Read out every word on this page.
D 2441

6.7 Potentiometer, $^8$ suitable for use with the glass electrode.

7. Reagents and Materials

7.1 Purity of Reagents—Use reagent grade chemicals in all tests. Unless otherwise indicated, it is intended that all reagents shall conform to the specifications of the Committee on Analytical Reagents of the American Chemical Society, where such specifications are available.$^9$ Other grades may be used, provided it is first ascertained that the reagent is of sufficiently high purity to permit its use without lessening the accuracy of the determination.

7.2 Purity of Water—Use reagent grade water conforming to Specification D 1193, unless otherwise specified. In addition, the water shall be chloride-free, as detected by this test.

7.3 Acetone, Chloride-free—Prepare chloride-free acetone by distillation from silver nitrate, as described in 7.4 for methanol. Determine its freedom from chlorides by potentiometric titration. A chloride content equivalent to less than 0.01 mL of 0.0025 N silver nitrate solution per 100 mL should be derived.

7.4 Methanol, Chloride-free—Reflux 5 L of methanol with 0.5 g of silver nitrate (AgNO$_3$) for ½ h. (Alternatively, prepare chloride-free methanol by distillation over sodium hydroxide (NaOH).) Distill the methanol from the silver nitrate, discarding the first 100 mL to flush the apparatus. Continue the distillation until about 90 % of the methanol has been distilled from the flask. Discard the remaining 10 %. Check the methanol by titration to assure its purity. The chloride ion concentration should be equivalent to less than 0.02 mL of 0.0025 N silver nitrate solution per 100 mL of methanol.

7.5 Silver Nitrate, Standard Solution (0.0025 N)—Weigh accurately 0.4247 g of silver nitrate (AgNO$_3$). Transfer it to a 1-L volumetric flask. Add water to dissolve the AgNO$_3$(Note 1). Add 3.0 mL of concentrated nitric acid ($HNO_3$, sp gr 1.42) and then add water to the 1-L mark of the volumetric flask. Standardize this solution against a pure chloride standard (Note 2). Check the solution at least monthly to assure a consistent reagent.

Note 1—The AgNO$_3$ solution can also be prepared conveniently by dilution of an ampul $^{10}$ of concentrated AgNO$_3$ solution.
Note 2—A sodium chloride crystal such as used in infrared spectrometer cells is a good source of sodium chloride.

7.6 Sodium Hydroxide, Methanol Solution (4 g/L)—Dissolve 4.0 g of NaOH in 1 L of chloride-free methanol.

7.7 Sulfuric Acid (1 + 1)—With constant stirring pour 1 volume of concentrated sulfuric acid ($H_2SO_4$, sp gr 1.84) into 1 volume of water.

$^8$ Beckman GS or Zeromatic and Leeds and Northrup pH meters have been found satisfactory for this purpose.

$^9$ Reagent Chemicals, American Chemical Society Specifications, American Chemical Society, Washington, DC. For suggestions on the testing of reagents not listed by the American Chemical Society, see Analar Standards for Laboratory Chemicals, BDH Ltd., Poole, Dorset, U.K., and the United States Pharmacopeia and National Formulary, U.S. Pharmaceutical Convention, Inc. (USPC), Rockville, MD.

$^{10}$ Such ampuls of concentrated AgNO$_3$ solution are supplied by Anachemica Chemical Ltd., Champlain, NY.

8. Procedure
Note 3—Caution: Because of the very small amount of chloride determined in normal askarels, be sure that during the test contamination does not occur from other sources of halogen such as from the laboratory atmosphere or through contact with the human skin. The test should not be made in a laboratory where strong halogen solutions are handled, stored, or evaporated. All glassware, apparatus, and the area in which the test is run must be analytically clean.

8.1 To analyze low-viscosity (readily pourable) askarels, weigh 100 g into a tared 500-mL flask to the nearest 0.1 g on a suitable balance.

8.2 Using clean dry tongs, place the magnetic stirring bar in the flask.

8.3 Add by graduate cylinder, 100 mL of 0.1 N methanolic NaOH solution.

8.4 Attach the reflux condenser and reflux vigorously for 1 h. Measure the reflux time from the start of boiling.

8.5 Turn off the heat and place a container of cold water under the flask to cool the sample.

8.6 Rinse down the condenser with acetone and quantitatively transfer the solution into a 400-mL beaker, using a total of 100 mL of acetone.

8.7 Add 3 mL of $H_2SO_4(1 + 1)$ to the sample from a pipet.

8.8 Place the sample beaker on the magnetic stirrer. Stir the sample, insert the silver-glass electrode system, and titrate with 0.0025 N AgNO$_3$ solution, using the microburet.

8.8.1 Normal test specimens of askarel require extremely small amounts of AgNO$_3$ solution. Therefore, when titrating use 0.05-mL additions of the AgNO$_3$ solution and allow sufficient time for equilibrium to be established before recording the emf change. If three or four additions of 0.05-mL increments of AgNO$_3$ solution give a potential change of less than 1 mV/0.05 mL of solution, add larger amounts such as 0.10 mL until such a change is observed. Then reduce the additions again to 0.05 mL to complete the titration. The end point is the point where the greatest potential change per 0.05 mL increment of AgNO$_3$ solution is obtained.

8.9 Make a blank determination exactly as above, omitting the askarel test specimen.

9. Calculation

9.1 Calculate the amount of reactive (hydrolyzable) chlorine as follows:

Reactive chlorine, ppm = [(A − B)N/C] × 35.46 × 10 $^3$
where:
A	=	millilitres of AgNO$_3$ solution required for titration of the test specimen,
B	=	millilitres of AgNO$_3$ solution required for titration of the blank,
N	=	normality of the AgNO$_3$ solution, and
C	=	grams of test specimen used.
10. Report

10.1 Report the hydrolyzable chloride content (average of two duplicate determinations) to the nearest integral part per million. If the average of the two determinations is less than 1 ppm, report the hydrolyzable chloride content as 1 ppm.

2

* * * * * * * * *

■ Instructions to follow ■
Line by line, reproduce the records above exactly.

■ Reply ■
Read out every word on this page.
D 2441

6.7 Potentiometer, $^8$ suitable for use with the glass electrode.

7. Reagents and Materials

7.1 Purity of Reagents—Use reagent grade chemicals in all tests. Unless otherwise indicated, it is intended that all reagents shall conform to the specifications of the Committee on Analytical Reagents of the American Chemical Society, where such specifications are available.$^9$ Other grades may be used, provided it is first ascertained that the reagent is of sufficiently high purity to permit its use without lessening the accuracy of the determination.

7.2 Purity of Water—Use reagent grade water conforming to Specification D 1193, unless otherwise specified. In addition, the water shall be chloride-free, as detected by this test.

7.3 Acetone, Chloride-free—Prepare chloride-free acetone by distillation from silver nitrate, as described in 7.4 for methanol. Determine its freedom from chlorides by potentiometric titration. A chloride content equivalent to less than 0.01 mL of 0.0025 N silver nitrate solution per 100 mL should be derived.

7.4 Methanol, Chloride-free—Reflux 5 L of methanol with 0.5 g of silver nitrate (AgNO$_3$) for ½ h. (Alternatively, prepare chloride-free methanol by distillation over sodium hydroxide (NaOH).) Distill the methanol from the silver nitrate, discarding the first 100 mL to flush the apparatus. Continue the distillation until about 90 % of the methanol has been distilled from the flask. Discard the remaining 10 %. Check the methanol by titration to assure its purity. The chloride ion concentration should be equivalent to less than 0.02 mL of 0.0025 N silver nitrate solution per 100 mL of methanol.

7.5 Silver Nitrate, Standard Solution (0.0025 N)—Weigh accurately 0.4247 g of silver nitrate (AgNO$_3$). Transfer it to a 1-L volumetric flask. Add water to dissolve the AgNO$_3$(Note 1). Add 3.0 mL of concentrated nitric acid ($HNO_3$, sp gr 1.42) and then add water to the 1-L mark of the volumetric flask. Standardize this solution against a pure chloride standard (Note 2). Check the solution at least monthly to assure a consistent reagent.

Note 1—The AgNO$_3$ solution can also be prepared conveniently by dilution of an ampul $^{10}$ of concentrated AgNO$_3$ solution.
Note 2—A sodium chloride crystal such as used in infrared spectrometer cells is a good source of sodium chloride.

7.6 Sodium Hydroxide, Methanol Solution (4 g/L)—Dissolve 4.0 g of NaOH in 1 L of chloride-free methanol.

7.7 Sulfuric Acid (1 + 1)—With constant stirring pour 1 volume of concentrated sulfuric acid ($H_2SO_4$, sp gr 1.84) into 1 volume of water.

$^8$ Beckman GS or Zeromatic and Leeds and Northrup pH meters have been found satisfactory for this purpose.

$^9$ Reagent Chemicals, American Chemical Society Specifications, American Chemical Society, Washington, DC. For suggestions on the testing of reagents not listed by the American Chemical Society, see Analar Standards for Laboratory Chemicals, BDH Ltd., Poole, Dorset, U.K., and the United States Pharmacopeia and National Formulary, U.S. Pharmaceutical Convention, Inc. (USPC), Rockville, MD.

$^{10}$ Such ampuls of concentrated AgNO$_3$ solution are supplied by Anachemica Chemical Ltd., Champlain, NY.

8. Procedure
Note 3—Caution: Because of the very small amount of chloride determined in normal askarels, be sure that during the test contamination does not occur from other sources of halogen such as from the laboratory atmosphere or through contact with the human skin. The test should not be made in a laboratory where strong halogen solutions are handled, stored, or evaporated. All glassware, apparatus, and the area in which the test is run must be analytically clean.

8.1 To analyze low-viscosity (readily pourable) askarels, weigh 100 g into a tared 500-mL flask to the nearest 0.1 g on a suitable balance.

8.2 Using clean dry tongs, place the magnetic stirring bar in the flask.

8.3 Add by graduate cylinder, 100 mL of 0.1 N methanolic NaOH solution.

8.4 Attach the reflux condenser and reflux vigorously for 1 h. Measure the reflux time from the start of boiling.

8.5 Turn off the heat and place a container of cold water under the flask to cool the sample.

8.6 Rinse down the condenser with acetone and quantitatively transfer the solution into a 400-mL beaker, using a total of 100 mL of acetone.

8.7 Add 3 mL of $H_2SO_4(1 + 1)$ to the sample from a pipet.

8.8 Place the sample beaker on the magnetic stirrer. Stir the sample, insert the silver-glass electrode system, and titrate with 0.0025 N AgNO$_3$ solution, using the microburet.

8.8.1 Normal test specimens of askarel require extremely small amounts of AgNO$_3$ solution. Therefore, when titrating use 0.05-mL additions of the AgNO$_3$ solution and allow sufficient time for equilibrium to be established before recording the emf change. If three or four additions of 0.05-mL increments of AgNO$_3$ solution give a potential change of less than 1 mV/0.05 mL of solution, add larger amounts such as 0.10 mL until such a change is observed. Then reduce the additions again to 0.05 mL to complete the titration. The end point is the point where the greatest potential change per 0.05 mL increment of AgNO$_3$ solution is obtained.

8.9 Make a blank determination exactly as above, omitting the askarel test specimen.

9. Calculation

9.1 Calculate the amount of reactive (hydrolyzable) chlorine as follows:

Reactive chlorine, ppm = [(A − B)N/C] × 35.46 × 10 $^3$
where:
A	=	millilitres of AgNO$_3$ solution required for titration of the test specimen,
B	=	millilitres of AgNO$_3$ solution required for titration of the blank,
N	=	normality of the AgNO$_3$ solution, and
C	=	grams of test specimen used.
10. Report

10.1 Report the hydrolyzable chloride content (average of two duplicate determinations) to the nearest integral part per million. If the average of the two determinations is less than 1 ppm, report the hydrolyzable chloride content as 1 ppm.

2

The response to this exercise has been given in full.